— Exercise requirements —
Search the records for "społecznej" and copy each line that holds it.

## BEGIN Data provided

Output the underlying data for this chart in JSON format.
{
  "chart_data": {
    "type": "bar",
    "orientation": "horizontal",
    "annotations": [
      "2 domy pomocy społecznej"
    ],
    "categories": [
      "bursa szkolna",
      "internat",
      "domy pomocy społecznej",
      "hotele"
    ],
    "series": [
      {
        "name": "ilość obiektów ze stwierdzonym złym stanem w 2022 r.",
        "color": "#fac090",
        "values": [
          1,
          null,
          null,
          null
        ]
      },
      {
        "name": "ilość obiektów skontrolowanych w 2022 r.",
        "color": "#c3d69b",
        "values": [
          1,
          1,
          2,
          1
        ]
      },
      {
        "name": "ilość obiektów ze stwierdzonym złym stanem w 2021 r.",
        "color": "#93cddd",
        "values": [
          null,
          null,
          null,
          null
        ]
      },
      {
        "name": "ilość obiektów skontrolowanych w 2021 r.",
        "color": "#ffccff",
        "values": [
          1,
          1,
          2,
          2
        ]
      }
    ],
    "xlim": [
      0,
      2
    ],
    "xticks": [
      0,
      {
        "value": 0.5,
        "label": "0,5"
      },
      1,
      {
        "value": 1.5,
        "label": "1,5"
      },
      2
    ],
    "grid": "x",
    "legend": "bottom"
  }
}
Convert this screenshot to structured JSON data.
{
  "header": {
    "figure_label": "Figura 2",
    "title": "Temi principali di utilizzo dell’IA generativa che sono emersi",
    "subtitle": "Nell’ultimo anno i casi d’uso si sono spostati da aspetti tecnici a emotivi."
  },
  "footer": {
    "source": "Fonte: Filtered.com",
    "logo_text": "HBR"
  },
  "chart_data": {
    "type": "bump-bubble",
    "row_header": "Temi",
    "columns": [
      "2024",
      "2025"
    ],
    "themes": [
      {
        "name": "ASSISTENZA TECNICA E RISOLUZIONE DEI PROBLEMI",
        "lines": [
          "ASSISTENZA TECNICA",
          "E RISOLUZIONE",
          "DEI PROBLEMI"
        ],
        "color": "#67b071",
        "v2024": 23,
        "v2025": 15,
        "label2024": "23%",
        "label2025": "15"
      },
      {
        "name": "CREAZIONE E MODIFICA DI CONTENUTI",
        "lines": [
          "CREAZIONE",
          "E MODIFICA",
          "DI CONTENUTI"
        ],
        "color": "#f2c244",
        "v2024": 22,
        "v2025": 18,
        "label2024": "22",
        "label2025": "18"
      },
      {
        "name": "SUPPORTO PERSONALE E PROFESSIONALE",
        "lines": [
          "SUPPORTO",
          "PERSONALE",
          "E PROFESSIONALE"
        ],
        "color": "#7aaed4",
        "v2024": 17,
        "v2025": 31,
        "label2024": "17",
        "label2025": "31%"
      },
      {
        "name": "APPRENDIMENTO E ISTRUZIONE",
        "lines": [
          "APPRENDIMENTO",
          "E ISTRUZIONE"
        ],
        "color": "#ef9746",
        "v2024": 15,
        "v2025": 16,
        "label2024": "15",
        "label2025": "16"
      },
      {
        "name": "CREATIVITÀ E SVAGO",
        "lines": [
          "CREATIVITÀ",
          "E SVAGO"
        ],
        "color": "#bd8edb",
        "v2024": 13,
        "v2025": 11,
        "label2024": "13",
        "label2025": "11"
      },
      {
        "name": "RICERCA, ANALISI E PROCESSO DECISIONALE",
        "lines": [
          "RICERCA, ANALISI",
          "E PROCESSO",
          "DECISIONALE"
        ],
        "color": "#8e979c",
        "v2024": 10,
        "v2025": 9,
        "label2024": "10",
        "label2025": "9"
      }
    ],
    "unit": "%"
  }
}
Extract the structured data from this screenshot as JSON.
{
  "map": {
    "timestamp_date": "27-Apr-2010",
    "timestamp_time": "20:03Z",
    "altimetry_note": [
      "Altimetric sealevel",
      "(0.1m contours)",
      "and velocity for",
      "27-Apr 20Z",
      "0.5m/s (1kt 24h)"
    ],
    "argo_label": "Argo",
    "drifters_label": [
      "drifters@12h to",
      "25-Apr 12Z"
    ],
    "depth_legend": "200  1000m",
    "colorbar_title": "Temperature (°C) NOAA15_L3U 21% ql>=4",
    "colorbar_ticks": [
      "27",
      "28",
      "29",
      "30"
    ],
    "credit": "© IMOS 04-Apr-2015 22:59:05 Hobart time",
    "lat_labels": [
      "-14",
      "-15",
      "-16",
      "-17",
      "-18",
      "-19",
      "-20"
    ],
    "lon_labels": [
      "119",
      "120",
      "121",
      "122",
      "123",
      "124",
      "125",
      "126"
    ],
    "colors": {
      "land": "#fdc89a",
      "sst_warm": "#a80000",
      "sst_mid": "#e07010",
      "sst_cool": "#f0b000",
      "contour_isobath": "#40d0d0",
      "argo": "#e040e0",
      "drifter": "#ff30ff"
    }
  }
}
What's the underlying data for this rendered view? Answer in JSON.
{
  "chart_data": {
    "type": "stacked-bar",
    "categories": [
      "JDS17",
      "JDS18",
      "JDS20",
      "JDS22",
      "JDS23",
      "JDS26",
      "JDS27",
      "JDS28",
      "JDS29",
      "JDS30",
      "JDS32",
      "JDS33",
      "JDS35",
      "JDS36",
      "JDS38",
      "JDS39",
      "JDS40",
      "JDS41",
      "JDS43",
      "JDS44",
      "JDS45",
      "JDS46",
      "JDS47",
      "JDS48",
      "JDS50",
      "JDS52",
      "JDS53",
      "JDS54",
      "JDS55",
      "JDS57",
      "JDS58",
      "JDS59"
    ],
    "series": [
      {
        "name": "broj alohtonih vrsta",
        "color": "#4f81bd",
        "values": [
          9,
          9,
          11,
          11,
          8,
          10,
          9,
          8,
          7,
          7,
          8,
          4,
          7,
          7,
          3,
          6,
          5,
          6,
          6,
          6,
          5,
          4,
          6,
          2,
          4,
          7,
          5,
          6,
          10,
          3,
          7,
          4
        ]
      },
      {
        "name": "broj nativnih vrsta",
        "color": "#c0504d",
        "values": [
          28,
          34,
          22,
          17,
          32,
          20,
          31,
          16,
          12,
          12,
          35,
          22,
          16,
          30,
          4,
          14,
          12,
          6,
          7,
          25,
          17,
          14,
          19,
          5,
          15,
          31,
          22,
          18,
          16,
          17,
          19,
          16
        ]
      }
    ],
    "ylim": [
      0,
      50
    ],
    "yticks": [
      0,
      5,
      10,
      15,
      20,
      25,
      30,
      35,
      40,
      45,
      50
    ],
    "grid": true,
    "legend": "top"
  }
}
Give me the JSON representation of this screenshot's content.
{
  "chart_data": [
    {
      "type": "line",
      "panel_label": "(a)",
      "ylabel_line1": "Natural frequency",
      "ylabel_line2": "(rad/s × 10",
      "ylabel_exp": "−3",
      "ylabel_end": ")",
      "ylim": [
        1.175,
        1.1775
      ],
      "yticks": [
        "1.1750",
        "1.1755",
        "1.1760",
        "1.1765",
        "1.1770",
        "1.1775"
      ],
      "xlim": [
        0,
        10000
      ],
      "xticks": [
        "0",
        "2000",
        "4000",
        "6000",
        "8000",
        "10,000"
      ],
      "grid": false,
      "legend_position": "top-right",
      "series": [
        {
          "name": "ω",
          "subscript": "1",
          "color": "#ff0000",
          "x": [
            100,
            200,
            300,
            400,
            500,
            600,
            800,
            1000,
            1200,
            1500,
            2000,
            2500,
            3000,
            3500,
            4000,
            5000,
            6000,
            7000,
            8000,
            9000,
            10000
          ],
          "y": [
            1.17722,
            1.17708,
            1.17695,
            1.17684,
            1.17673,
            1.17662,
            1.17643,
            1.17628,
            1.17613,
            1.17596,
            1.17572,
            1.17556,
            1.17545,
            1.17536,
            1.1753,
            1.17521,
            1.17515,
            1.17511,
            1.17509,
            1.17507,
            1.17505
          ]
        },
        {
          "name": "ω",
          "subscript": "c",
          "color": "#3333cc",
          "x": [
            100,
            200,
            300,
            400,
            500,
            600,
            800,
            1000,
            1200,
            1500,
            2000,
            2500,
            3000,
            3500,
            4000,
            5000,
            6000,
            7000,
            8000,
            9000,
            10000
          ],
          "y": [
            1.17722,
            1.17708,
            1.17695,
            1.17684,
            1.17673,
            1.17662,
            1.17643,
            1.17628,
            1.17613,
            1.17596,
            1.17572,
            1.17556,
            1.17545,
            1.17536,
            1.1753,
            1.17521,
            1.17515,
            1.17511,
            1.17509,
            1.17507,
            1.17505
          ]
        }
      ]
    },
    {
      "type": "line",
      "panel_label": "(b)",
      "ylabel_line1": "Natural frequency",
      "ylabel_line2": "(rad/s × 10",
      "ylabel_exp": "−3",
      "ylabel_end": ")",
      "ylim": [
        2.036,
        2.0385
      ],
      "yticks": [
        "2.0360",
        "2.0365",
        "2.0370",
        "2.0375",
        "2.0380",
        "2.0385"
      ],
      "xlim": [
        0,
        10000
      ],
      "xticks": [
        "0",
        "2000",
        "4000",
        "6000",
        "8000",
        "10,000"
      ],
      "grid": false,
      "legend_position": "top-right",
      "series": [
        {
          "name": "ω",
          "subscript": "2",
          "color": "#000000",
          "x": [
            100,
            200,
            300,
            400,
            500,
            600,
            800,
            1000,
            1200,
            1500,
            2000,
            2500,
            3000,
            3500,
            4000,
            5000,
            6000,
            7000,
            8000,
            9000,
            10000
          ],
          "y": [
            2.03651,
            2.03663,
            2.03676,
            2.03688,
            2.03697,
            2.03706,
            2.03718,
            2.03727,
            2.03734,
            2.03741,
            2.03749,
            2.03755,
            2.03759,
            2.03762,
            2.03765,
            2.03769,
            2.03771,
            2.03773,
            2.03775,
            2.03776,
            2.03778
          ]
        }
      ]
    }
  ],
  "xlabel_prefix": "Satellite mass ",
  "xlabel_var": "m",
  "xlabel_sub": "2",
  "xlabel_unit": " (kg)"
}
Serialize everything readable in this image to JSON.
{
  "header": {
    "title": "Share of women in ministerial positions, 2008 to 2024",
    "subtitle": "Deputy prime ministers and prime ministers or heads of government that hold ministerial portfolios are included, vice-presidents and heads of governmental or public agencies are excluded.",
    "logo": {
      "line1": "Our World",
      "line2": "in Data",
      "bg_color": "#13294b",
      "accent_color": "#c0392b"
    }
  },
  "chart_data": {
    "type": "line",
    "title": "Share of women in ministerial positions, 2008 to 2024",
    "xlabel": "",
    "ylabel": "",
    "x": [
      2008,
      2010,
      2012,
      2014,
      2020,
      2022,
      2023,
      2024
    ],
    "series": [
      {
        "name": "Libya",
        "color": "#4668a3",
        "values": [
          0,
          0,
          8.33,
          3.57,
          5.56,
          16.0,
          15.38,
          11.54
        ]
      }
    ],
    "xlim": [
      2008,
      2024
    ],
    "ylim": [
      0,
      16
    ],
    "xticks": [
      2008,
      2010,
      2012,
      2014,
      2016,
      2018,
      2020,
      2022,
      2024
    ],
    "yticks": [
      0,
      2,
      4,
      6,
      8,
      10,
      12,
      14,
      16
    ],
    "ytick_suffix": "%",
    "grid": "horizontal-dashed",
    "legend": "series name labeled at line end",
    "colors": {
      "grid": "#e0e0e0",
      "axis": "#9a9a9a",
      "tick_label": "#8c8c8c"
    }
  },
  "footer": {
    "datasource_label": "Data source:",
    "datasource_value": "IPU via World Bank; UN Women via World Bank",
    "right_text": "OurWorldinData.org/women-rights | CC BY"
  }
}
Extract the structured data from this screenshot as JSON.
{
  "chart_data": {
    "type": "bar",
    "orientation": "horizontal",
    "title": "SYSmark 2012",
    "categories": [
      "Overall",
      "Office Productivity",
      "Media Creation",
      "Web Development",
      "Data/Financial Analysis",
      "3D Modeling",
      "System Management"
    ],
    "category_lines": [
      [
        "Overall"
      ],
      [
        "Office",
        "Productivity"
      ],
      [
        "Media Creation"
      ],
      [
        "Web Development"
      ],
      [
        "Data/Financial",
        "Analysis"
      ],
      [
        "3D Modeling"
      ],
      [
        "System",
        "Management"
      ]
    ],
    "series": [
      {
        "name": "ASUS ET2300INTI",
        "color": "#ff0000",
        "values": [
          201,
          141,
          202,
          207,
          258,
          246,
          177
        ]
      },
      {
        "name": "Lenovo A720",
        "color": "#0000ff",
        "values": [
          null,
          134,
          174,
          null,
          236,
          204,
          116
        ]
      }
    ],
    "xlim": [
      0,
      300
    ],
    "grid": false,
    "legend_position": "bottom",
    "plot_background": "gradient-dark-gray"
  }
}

## END Data provided

— Response to the task —
      "2 domy pomocy społecznej"
      "domy pomocy społecznej",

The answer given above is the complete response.